Exercise prompt: Gather the lines from the material that contain "this".

Raw records:
———
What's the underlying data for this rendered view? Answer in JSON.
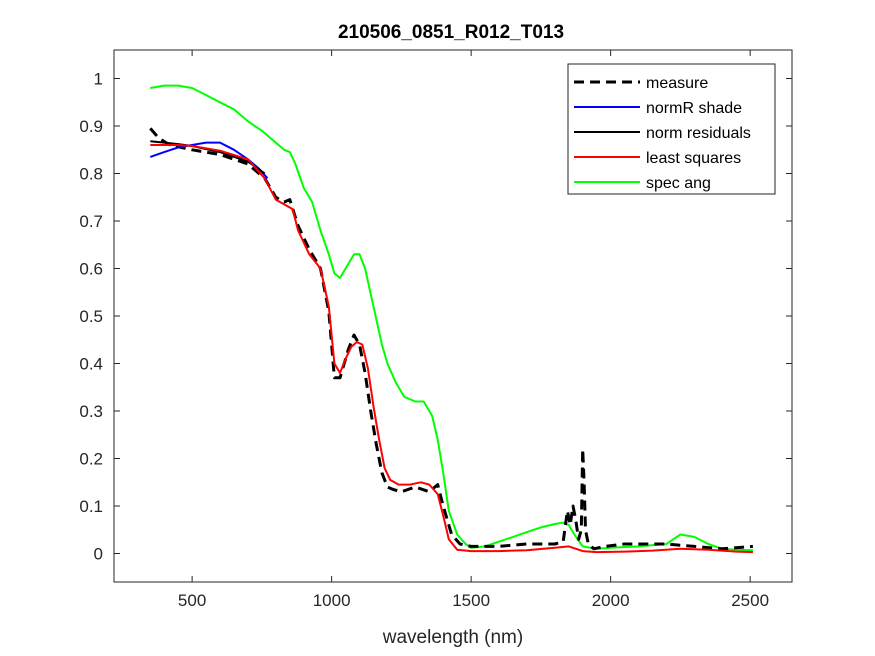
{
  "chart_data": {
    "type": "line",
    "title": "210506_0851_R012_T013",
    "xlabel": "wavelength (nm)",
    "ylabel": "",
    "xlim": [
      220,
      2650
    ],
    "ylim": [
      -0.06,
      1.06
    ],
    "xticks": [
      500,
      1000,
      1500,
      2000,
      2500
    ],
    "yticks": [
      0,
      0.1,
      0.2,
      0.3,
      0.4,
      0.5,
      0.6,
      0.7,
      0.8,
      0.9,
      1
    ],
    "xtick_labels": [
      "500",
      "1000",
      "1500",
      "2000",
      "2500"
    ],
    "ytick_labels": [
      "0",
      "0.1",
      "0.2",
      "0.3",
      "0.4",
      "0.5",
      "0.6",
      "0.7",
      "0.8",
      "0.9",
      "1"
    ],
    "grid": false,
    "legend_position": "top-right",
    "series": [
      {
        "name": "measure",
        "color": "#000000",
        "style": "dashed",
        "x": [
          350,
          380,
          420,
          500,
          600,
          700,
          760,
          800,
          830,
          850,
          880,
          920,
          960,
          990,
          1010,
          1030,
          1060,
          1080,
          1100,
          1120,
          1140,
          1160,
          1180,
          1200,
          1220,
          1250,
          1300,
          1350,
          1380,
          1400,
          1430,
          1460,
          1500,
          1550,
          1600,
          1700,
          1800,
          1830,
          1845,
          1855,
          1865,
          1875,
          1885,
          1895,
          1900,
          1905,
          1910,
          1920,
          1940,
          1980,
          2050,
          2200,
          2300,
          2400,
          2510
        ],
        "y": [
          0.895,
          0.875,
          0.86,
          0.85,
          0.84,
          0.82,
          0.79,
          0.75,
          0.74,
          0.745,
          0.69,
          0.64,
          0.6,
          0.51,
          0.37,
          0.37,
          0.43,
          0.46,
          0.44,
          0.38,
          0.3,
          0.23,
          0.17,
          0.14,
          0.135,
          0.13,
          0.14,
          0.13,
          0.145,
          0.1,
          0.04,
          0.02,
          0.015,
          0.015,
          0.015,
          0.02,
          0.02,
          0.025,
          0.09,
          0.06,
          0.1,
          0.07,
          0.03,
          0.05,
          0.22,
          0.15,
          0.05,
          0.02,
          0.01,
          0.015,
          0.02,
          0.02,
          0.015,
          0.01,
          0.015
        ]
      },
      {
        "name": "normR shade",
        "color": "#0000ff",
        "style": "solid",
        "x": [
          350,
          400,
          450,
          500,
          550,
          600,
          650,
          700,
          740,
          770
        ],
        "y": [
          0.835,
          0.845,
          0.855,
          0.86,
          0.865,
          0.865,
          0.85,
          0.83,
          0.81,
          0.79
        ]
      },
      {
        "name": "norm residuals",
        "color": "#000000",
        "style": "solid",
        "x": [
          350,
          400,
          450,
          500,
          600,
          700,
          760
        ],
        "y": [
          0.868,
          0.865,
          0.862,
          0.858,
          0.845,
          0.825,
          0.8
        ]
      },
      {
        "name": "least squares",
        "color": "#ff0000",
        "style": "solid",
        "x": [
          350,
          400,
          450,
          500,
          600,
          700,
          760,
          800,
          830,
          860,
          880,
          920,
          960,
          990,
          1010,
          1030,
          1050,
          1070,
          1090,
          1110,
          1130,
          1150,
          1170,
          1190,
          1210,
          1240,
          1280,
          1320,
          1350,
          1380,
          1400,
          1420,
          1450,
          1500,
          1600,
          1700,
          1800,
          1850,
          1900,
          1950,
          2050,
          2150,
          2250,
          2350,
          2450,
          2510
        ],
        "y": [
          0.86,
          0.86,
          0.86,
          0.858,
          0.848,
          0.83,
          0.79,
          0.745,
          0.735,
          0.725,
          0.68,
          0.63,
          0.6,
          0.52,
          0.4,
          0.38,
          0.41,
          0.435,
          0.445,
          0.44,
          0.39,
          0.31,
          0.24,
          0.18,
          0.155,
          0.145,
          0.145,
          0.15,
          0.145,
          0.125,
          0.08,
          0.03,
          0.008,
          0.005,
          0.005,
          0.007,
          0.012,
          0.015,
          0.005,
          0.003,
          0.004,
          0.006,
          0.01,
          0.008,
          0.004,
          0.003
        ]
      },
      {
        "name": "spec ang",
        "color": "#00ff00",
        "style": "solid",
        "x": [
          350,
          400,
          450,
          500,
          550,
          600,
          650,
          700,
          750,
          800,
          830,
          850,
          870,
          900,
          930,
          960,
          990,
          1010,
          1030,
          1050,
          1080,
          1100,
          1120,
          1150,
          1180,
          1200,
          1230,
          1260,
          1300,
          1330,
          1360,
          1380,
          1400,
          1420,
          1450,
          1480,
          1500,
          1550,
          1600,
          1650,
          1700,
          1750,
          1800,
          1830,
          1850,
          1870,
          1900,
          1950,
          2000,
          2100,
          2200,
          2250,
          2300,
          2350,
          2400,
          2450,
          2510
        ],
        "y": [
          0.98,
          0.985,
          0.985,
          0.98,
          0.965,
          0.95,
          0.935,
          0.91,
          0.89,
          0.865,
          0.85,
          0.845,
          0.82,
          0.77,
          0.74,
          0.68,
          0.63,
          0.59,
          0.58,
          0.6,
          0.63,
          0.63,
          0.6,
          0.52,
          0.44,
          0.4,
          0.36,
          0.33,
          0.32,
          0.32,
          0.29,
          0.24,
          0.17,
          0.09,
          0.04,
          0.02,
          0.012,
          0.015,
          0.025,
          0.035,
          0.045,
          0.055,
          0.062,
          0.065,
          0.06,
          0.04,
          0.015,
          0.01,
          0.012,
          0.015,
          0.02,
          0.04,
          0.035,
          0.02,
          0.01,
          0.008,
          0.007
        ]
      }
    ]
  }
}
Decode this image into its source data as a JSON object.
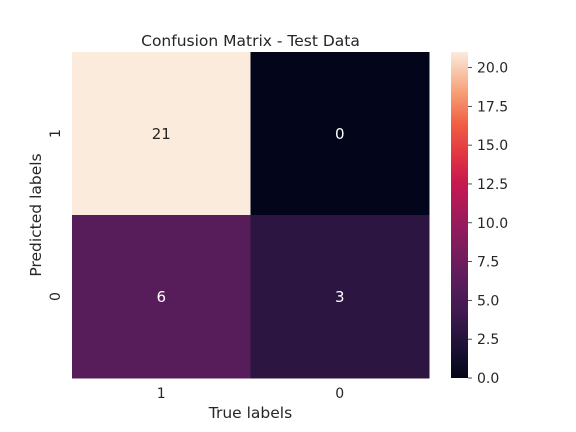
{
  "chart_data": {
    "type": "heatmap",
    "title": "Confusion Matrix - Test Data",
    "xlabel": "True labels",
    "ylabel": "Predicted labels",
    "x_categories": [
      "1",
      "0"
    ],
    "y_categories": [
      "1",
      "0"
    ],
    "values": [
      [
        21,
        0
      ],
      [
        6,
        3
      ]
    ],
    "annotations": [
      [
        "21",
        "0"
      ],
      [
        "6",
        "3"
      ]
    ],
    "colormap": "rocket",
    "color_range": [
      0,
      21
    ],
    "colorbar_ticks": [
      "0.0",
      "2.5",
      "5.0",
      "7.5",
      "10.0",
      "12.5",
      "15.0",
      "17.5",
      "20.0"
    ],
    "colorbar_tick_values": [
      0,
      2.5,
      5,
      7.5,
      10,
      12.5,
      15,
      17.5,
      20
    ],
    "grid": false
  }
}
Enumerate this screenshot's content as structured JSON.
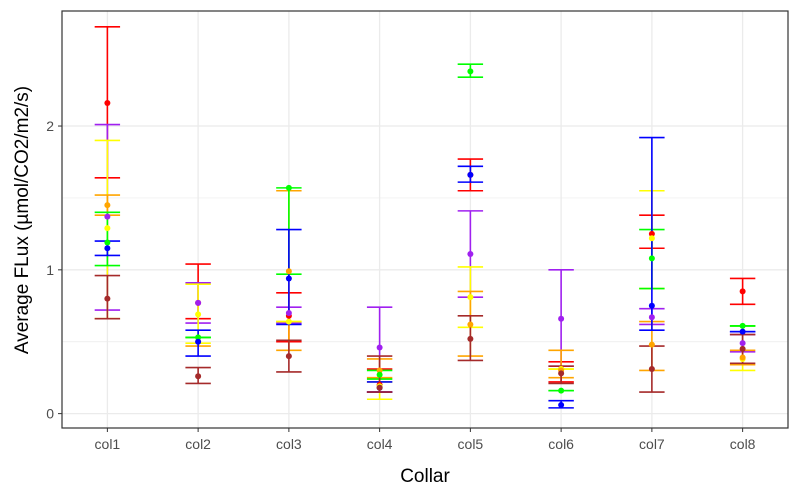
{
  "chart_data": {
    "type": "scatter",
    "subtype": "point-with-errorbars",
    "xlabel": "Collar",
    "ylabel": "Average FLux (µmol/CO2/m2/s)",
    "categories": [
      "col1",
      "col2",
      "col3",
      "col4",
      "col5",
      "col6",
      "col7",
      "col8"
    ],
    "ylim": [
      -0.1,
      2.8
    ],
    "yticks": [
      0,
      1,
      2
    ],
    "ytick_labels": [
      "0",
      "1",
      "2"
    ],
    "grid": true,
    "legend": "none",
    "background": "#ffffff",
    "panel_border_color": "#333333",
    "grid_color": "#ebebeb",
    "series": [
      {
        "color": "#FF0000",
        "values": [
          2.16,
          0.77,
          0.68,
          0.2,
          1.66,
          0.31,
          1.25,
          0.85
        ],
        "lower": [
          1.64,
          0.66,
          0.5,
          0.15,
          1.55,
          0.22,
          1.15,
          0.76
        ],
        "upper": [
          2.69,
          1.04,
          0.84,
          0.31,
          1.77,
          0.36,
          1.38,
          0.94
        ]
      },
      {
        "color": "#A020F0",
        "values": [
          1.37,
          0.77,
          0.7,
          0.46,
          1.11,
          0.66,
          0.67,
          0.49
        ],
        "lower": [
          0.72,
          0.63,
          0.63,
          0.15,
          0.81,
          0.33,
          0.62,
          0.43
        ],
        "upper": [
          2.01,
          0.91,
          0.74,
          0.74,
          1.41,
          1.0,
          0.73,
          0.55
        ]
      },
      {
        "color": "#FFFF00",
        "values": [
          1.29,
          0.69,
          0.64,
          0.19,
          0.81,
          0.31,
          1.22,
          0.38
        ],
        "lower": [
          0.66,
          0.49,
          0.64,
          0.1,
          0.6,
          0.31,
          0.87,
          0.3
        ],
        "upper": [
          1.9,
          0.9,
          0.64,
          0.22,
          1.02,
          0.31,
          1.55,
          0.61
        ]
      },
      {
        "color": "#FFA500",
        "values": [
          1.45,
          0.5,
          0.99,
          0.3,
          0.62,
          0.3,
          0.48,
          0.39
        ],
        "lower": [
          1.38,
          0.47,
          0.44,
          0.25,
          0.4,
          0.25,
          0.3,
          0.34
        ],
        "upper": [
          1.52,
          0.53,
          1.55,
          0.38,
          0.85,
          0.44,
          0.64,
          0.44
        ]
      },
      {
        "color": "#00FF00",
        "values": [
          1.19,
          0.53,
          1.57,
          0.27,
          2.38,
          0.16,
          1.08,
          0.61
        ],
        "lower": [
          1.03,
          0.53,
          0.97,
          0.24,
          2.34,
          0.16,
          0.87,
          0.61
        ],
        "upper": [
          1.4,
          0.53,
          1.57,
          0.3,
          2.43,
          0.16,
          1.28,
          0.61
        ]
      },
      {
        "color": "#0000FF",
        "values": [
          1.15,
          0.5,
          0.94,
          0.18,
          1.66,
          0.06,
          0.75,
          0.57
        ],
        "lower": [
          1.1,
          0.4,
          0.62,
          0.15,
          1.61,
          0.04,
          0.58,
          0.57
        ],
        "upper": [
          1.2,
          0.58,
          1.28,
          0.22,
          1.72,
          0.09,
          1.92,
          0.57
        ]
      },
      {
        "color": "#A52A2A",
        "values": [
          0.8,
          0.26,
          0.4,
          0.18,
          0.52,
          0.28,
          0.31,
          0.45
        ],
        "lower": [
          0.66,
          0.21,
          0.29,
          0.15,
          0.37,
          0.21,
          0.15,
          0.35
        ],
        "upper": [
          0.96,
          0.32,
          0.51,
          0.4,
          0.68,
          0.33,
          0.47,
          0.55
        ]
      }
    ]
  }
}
———
Task solution:
What's the underlying data for this rendered view? Answer in JSON.
Decode this image into its source data as a JSON object.
Enumerate this screenshot's content as structured JSON.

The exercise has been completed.